- _Instruction_
Pull out every line of the listing below where "units" appears.

- _Supplied information_
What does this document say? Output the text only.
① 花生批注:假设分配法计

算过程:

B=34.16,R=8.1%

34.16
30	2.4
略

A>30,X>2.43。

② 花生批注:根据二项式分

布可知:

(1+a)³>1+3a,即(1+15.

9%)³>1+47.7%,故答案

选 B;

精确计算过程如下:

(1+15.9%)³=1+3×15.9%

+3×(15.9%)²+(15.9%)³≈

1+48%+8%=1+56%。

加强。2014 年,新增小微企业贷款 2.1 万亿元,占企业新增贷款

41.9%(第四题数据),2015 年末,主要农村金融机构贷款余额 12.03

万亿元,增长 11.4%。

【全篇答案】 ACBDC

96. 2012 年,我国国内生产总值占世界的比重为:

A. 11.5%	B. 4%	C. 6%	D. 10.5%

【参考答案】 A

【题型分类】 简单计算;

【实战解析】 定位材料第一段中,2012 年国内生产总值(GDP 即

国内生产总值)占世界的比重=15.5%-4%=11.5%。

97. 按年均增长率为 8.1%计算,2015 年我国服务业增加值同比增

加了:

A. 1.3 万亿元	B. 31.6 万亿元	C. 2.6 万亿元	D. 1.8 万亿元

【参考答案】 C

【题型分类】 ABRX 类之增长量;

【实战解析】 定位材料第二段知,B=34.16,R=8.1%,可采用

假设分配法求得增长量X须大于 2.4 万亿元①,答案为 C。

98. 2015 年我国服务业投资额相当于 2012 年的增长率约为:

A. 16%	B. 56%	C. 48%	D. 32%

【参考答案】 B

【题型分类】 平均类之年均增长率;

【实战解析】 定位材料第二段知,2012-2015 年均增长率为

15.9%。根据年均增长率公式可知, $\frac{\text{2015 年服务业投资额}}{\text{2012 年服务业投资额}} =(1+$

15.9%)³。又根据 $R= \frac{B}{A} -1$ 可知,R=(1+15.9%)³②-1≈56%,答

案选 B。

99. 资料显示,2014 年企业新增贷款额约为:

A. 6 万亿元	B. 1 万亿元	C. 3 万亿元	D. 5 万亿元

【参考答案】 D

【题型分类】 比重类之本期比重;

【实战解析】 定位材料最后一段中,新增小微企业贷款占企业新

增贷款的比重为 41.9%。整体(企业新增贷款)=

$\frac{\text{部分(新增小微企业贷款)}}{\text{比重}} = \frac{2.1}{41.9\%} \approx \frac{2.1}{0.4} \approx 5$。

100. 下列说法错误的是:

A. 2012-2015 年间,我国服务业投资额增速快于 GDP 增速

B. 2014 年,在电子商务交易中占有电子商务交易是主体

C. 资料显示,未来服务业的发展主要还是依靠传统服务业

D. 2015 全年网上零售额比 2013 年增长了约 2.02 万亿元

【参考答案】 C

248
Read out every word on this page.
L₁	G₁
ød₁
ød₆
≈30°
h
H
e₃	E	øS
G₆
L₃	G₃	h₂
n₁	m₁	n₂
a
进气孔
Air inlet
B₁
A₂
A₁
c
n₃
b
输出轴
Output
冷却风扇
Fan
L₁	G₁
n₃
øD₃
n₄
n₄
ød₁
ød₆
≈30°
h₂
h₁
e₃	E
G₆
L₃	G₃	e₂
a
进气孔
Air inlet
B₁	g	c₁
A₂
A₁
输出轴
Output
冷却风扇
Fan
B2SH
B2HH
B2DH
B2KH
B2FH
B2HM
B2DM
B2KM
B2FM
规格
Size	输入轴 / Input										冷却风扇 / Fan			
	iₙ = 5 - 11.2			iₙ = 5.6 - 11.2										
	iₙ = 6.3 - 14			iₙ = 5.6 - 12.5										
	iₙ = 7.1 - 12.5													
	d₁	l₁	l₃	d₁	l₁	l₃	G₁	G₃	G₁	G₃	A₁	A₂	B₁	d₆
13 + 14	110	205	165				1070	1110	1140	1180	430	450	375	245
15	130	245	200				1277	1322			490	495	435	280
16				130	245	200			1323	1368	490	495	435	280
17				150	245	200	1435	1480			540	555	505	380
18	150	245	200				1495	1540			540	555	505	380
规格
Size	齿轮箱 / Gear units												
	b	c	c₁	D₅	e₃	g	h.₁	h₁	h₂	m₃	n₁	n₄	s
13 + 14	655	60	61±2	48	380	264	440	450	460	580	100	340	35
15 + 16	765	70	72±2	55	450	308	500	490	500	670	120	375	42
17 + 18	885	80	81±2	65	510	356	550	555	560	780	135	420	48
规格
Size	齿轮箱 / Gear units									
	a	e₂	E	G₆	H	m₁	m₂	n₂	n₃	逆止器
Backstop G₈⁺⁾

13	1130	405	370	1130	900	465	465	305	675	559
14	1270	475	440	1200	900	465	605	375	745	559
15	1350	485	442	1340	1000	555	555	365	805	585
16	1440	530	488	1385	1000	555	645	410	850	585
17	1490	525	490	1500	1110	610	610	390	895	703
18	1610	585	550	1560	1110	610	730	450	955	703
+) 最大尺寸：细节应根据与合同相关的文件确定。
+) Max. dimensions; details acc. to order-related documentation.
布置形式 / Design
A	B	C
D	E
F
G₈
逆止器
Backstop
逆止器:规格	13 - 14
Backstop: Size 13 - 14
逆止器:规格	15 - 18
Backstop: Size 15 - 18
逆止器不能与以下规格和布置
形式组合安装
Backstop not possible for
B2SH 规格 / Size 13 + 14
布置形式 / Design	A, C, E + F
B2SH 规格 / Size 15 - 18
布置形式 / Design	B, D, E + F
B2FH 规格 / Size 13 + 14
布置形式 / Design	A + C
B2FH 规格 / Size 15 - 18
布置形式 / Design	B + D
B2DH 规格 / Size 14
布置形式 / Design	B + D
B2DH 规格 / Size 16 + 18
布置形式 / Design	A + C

- _Result for this exercise_
Size	齿轮箱 / Gear units												
Size	齿轮箱 / Gear units									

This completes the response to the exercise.